### What this task involves
Copy every line of the records below word for word, and leave out the pictures.

### Supplied entries
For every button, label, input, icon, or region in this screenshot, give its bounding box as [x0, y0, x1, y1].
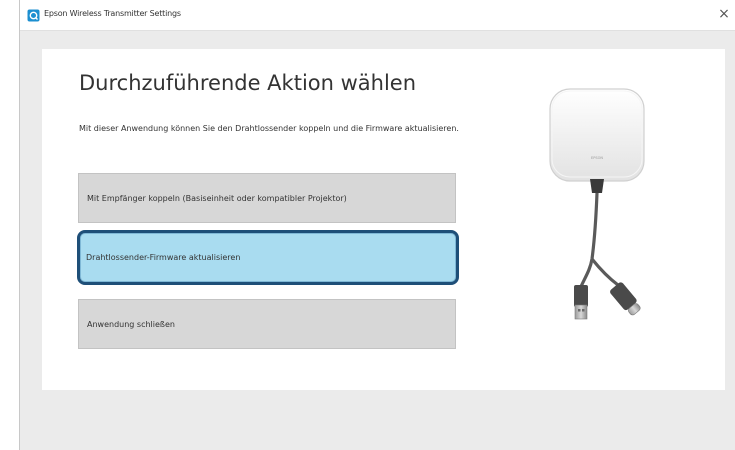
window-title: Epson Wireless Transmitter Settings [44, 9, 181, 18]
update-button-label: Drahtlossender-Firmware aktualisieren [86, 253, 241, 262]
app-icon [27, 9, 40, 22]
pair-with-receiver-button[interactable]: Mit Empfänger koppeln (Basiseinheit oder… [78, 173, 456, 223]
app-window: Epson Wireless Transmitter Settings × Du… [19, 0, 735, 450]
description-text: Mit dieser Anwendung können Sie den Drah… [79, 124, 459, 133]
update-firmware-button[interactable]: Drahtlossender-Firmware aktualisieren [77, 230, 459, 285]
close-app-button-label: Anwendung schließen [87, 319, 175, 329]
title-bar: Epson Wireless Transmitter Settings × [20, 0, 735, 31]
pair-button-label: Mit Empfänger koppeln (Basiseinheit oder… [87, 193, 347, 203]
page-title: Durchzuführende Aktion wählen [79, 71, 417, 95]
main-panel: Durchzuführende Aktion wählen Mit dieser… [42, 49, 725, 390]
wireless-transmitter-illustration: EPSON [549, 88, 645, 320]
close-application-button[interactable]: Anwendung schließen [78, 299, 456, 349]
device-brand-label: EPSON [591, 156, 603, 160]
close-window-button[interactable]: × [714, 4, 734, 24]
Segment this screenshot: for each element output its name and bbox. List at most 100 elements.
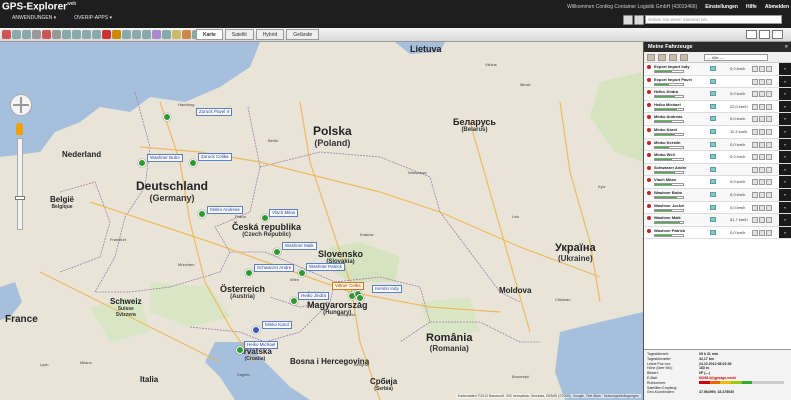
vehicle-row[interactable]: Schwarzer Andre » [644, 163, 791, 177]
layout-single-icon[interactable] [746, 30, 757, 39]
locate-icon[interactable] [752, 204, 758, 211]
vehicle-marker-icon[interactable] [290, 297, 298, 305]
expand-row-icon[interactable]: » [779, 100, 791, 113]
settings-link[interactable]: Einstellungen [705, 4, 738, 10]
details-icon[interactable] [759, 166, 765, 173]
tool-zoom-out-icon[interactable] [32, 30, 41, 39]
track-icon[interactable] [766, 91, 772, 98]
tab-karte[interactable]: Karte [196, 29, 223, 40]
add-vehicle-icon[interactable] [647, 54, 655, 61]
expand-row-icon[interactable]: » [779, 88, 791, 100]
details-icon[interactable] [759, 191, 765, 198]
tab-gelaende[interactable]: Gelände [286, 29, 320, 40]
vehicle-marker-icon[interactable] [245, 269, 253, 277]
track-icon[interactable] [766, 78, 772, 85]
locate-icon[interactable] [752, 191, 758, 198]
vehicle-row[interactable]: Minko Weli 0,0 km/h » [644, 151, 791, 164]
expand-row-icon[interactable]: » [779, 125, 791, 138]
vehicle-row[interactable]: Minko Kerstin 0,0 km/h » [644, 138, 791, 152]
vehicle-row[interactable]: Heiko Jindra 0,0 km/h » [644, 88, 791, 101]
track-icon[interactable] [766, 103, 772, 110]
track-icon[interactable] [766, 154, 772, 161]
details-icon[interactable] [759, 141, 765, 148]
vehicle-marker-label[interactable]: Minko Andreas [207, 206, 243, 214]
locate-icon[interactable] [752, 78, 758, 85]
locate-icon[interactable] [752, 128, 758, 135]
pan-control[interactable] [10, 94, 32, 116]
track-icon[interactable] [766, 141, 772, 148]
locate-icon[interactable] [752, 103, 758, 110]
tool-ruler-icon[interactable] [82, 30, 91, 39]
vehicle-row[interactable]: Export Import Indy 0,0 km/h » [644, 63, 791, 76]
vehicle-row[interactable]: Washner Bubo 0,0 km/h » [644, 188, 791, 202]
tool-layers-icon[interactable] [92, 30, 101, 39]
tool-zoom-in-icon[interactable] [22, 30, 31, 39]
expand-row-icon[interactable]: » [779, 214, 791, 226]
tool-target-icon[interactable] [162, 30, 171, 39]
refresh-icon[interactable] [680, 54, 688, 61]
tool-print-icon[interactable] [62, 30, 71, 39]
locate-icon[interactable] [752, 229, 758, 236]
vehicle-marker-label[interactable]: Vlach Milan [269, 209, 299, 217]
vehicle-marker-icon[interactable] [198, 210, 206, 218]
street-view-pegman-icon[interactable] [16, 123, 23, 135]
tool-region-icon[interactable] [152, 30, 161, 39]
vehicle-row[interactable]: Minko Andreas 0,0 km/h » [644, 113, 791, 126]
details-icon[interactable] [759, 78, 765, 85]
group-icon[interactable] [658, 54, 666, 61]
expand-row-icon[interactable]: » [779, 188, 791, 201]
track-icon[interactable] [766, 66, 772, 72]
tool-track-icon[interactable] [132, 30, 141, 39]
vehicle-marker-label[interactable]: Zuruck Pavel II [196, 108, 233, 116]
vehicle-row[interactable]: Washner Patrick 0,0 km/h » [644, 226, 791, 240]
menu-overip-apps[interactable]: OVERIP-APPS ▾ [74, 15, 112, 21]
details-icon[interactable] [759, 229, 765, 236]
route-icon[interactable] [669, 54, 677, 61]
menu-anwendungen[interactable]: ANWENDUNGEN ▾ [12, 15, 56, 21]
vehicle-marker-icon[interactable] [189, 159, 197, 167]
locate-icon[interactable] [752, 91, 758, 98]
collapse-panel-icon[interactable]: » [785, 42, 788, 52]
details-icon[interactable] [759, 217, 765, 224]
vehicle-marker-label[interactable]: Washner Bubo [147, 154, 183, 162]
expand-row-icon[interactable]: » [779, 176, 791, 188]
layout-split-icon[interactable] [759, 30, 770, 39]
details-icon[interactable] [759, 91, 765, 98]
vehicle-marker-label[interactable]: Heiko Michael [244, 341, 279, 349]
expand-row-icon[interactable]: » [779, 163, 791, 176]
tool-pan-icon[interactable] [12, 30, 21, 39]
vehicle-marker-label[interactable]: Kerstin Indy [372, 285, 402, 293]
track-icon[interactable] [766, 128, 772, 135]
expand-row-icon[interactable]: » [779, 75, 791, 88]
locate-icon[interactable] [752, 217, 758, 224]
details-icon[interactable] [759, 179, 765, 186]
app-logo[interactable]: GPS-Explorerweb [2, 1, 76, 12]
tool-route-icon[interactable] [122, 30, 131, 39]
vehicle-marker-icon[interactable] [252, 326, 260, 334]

### Task result
For every button, label, input, icon, or region in this screenshot, give its bounding box as [x0, y0, x1, y1].
window-title: Epson Wireless Transmitter Settings [44, 9, 181, 18]
update-button-label: Drahtlossender-Firmware aktualisieren [86, 253, 241, 262]
app-icon [27, 9, 40, 22]
pair-with-receiver-button[interactable]: Mit Empfänger koppeln (Basiseinheit oder… [78, 173, 456, 223]
app-window: Epson Wireless Transmitter Settings × Du… [19, 0, 735, 450]
description-text: Mit dieser Anwendung können Sie den Drah… [79, 124, 459, 133]
update-firmware-button[interactable]: Drahtlossender-Firmware aktualisieren [77, 230, 459, 285]
close-app-button-label: Anwendung schließen [87, 319, 175, 329]
title-bar: Epson Wireless Transmitter Settings × [20, 0, 735, 31]
pair-button-label: Mit Empfänger koppeln (Basiseinheit oder… [87, 193, 347, 203]
page-title: Durchzuführende Aktion wählen [79, 71, 417, 95]
main-panel: Durchzuführende Aktion wählen Mit dieser… [42, 49, 725, 390]
wireless-transmitter-illustration: EPSON [549, 88, 645, 320]
close-application-button[interactable]: Anwendung schließen [78, 299, 456, 349]
device-brand-label: EPSON [591, 156, 603, 160]
close-window-button[interactable]: × [714, 4, 734, 24]
Segment this screenshot: for each element output its name and bbox. List at most 100 elements.
vehicle-row[interactable]: Schwarzer Andre » [644, 163, 791, 177]
layout-single-icon[interactable] [746, 30, 757, 39]
locate-icon[interactable] [752, 204, 758, 211]
vehicle-marker-icon[interactable] [290, 297, 298, 305]
expand-row-icon[interactable]: » [779, 100, 791, 113]
settings-link[interactable]: Einstellungen [705, 4, 738, 10]
details-icon[interactable] [759, 166, 765, 173]
tool-zoom-out-icon[interactable] [32, 30, 41, 39]
track-icon[interactable] [766, 91, 772, 98]
tab-karte[interactable]: Karte [196, 29, 223, 40]
add-vehicle-icon[interactable] [647, 54, 655, 61]
expand-row-icon[interactable]: » [779, 88, 791, 100]
details-icon[interactable] [759, 191, 765, 198]
tab-gelaende[interactable]: Gelände [286, 29, 320, 40]
vehicle-marker-icon[interactable] [245, 269, 253, 277]
track-icon[interactable] [766, 78, 772, 85]
locate-icon[interactable] [752, 191, 758, 198]
vehicle-row[interactable]: Minko Weli 0,0 km/h » [644, 151, 791, 164]
expand-row-icon[interactable]: » [779, 125, 791, 138]
vehicle-row[interactable]: Minko Kerstin 0,0 km/h » [644, 138, 791, 152]
vehicle-row[interactable]: Heiko Jindra 0,0 km/h » [644, 88, 791, 101]
track-icon[interactable] [766, 103, 772, 110]
track-icon[interactable] [766, 154, 772, 161]
details-icon[interactable] [759, 141, 765, 148]
vehicle-marker-label[interactable]: Minko Andreas [207, 206, 243, 214]
locate-icon[interactable] [752, 78, 758, 85]
locate-icon[interactable] [752, 128, 758, 135]
pan-control[interactable] [10, 94, 32, 116]
track-icon[interactable] [766, 141, 772, 148]
locate-icon[interactable] [752, 103, 758, 110]
tool-ruler-icon[interactable] [82, 30, 91, 39]
vehicle-row[interactable]: Export Import Indy 0,0 km/h » [644, 63, 791, 76]
vehicle-row[interactable]: Washner Bubo 0,0 km/h » [644, 188, 791, 202]
tool-layers-icon[interactable] [92, 30, 101, 39]
tool-zoom-in-icon[interactable] [22, 30, 31, 39]
expand-row-icon[interactable]: » [779, 214, 791, 226]
tool-target-icon[interactable] [162, 30, 171, 39]
refresh-icon[interactable] [680, 54, 688, 61]
tool-print-icon[interactable] [62, 30, 71, 39]
locate-icon[interactable] [752, 229, 758, 236]
vehicle-marker-label[interactable]: Vlach Milan [269, 209, 299, 217]
vehicle-marker-icon[interactable] [198, 210, 206, 218]
street-view-pegman-icon[interactable] [16, 123, 23, 135]
tool-region-icon[interactable] [152, 30, 161, 39]
vehicle-row[interactable]: Minko Andreas 0,0 km/h » [644, 113, 791, 126]
details-icon[interactable] [759, 78, 765, 85]
group-icon[interactable] [658, 54, 666, 61]
expand-row-icon[interactable]: » [779, 188, 791, 201]
track-icon[interactable] [766, 66, 772, 72]
tool-track-icon[interactable] [132, 30, 141, 39]
vehicle-marker-label[interactable]: Zuruck Pavel II [196, 108, 233, 116]
vehicle-row[interactable]: Washner Patrick 0,0 km/h » [644, 226, 791, 240]
menu-overip-apps[interactable]: OVERIP-APPS ▾ [74, 15, 112, 21]
details-icon[interactable] [759, 229, 765, 236]
route-icon[interactable] [669, 54, 677, 61]
menu-anwendungen[interactable]: ANWENDUNGEN ▾ [12, 15, 56, 21]
vehicle-marker-icon[interactable] [189, 159, 197, 167]
locate-icon[interactable] [752, 91, 758, 98]
collapse-panel-icon[interactable]: » [785, 42, 788, 52]
details-icon[interactable] [759, 217, 765, 224]
vehicle-marker-label[interactable]: Washner Bubo [147, 154, 183, 162]
expand-row-icon[interactable]: » [779, 176, 791, 188]
layout-split-icon[interactable] [759, 30, 770, 39]
details-icon[interactable] [759, 91, 765, 98]
vehicle-marker-label[interactable]: Heiko Michael [244, 341, 279, 349]
expand-row-icon[interactable]: » [779, 163, 791, 176]
tool-pan-icon[interactable] [12, 30, 21, 39]
vehicle-marker-label[interactable]: Kerstin Indy [372, 285, 402, 293]
track-icon[interactable] [766, 128, 772, 135]
expand-row-icon[interactable]: » [779, 75, 791, 88]
locate-icon[interactable] [752, 217, 758, 224]
details-icon[interactable] [759, 179, 765, 186]
app-logo[interactable]: GPS-Explorerweb [2, 1, 76, 12]
tool-route-icon[interactable] [122, 30, 131, 39]
vehicle-marker-icon[interactable] [252, 326, 260, 334]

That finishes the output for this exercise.